DIRECTIONS >> Present every line in which the string "html" appears.

RECORDS FOR THE EXERCISE >>
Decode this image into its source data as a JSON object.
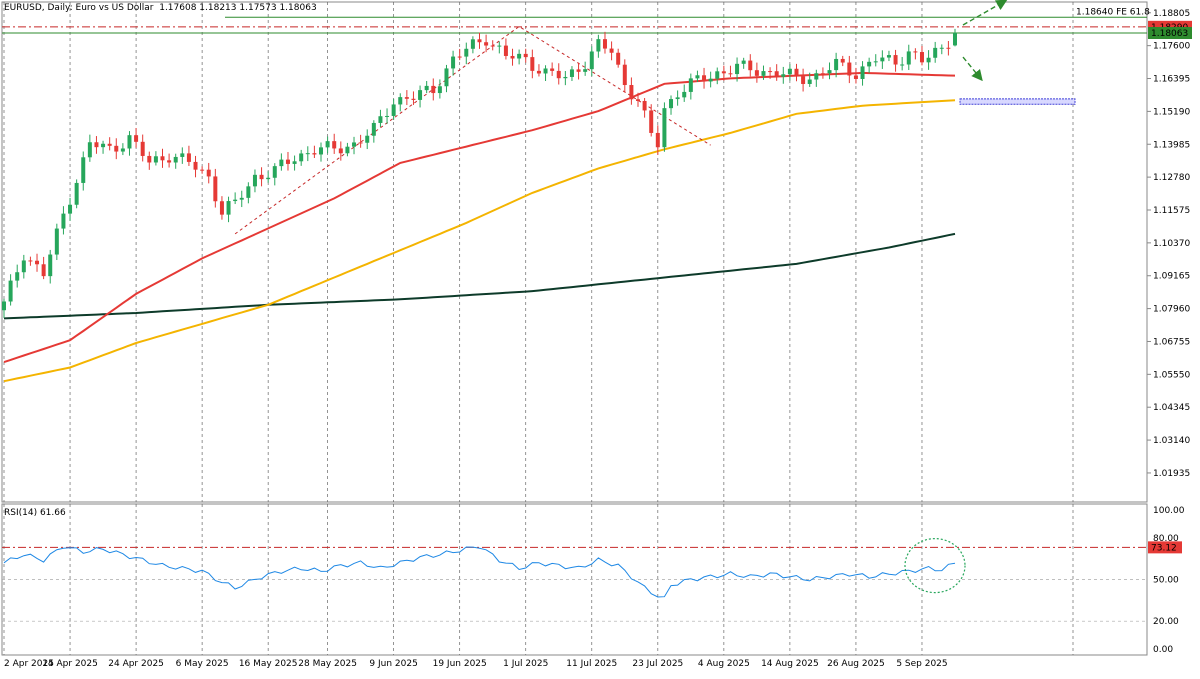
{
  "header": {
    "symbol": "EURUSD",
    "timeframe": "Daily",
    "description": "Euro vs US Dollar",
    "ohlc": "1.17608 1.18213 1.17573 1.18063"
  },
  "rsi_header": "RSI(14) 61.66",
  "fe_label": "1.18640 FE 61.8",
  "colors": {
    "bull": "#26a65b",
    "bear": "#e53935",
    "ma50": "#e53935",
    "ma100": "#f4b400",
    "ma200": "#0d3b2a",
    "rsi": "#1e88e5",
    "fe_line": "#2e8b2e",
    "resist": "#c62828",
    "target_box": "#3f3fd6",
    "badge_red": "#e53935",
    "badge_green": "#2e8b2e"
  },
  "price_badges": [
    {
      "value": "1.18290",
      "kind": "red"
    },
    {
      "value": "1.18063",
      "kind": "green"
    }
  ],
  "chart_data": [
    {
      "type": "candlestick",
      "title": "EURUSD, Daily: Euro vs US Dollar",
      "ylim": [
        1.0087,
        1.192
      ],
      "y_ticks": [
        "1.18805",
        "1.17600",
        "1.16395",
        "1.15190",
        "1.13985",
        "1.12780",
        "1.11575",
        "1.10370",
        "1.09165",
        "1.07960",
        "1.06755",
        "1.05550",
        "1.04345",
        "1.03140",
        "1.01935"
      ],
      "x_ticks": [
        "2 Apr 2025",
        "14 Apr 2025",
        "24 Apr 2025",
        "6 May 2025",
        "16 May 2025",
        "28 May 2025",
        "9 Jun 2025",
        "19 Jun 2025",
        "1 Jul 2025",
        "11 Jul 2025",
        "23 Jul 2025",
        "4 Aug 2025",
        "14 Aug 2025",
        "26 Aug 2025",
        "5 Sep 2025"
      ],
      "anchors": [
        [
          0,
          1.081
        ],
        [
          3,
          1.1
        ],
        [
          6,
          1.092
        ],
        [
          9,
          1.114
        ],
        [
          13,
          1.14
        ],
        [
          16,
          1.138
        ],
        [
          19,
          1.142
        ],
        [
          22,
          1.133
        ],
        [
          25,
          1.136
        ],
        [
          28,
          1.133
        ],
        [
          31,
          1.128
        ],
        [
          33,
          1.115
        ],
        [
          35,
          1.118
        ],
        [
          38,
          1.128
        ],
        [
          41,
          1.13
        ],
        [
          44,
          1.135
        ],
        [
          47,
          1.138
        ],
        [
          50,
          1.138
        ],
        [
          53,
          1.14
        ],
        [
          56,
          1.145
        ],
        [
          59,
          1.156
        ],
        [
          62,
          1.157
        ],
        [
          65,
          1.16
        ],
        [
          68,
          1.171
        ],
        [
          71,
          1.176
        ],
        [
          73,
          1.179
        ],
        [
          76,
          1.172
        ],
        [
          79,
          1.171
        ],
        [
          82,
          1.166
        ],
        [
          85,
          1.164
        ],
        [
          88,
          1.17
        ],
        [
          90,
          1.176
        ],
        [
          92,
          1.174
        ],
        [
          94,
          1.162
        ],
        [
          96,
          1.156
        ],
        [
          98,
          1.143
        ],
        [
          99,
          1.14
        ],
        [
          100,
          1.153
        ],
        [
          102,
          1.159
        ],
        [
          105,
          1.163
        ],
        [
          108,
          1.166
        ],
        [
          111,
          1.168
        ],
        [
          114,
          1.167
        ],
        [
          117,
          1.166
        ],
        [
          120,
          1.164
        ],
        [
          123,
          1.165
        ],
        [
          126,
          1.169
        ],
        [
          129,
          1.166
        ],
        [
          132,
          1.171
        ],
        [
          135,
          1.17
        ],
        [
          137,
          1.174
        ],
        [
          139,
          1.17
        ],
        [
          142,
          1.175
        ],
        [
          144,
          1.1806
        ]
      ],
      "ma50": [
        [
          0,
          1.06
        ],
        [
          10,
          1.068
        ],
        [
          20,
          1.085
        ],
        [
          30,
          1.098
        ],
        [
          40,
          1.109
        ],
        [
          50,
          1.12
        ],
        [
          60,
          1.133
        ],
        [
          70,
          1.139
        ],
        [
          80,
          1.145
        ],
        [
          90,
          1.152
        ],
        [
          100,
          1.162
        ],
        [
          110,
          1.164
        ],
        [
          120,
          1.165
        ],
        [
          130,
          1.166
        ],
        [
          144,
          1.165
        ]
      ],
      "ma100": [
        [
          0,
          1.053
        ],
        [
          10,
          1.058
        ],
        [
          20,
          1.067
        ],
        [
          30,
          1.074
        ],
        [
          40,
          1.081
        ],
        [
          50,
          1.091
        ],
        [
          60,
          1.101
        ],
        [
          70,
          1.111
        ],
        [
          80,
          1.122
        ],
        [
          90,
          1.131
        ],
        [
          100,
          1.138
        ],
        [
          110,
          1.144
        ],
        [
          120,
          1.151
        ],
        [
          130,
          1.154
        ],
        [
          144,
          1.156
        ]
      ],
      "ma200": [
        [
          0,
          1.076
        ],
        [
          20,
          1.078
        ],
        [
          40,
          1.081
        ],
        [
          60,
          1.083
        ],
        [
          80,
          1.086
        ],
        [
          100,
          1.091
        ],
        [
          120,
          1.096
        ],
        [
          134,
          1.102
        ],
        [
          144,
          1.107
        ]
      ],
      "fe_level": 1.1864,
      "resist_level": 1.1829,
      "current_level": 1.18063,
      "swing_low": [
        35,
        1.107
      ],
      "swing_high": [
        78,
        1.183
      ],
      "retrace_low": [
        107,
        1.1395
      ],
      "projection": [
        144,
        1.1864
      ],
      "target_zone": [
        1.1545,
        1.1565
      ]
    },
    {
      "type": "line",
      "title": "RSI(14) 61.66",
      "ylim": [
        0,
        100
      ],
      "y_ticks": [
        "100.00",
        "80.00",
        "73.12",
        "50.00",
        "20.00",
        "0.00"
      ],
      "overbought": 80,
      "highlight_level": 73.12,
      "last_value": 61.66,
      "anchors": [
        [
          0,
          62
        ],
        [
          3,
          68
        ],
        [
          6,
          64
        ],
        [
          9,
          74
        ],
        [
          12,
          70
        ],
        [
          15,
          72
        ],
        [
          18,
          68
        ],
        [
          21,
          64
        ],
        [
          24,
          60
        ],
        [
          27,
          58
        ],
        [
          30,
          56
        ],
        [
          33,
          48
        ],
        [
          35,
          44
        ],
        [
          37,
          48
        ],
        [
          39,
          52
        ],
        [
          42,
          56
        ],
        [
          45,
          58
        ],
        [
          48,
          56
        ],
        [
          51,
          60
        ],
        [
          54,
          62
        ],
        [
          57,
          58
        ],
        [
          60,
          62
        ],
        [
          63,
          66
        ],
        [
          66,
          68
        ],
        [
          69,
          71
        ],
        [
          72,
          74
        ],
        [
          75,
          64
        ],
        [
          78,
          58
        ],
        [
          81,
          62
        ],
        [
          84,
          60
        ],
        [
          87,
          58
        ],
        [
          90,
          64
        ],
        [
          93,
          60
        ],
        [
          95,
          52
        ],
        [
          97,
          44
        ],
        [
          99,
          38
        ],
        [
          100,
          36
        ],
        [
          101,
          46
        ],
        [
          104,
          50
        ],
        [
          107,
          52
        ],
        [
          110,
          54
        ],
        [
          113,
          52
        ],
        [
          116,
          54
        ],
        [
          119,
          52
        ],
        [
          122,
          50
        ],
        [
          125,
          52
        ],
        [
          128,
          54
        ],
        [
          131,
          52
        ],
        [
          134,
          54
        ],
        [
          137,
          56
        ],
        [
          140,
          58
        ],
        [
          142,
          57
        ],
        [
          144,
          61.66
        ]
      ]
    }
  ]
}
* * *
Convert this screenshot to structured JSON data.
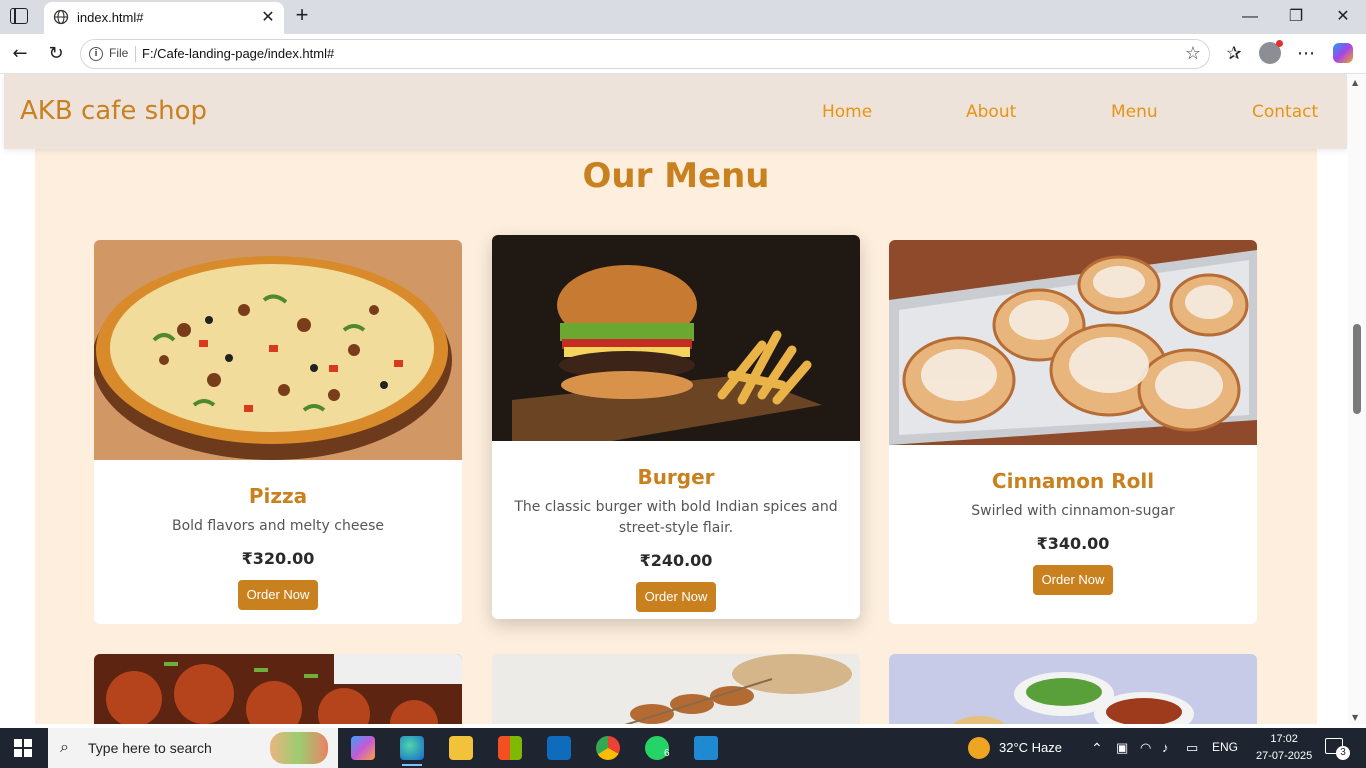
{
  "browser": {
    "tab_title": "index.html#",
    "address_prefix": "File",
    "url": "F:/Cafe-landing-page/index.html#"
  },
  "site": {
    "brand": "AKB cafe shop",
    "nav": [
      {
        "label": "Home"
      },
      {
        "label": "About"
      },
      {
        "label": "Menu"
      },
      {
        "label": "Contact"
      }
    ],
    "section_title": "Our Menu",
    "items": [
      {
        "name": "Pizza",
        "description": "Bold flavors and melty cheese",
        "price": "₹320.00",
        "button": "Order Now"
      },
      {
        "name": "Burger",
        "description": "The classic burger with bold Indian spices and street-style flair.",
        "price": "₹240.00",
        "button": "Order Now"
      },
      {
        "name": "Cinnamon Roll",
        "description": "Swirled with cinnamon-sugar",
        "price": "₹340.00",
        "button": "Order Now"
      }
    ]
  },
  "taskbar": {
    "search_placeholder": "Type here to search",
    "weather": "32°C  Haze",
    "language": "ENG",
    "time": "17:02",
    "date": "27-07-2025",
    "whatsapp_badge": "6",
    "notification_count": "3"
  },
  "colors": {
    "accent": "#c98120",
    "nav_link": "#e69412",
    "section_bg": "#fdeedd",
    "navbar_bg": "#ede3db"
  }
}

WRITTEN REPLY >>
    "tab_title": "index.html#",
    "url": "F:/Cafe-landing-page/index.html#"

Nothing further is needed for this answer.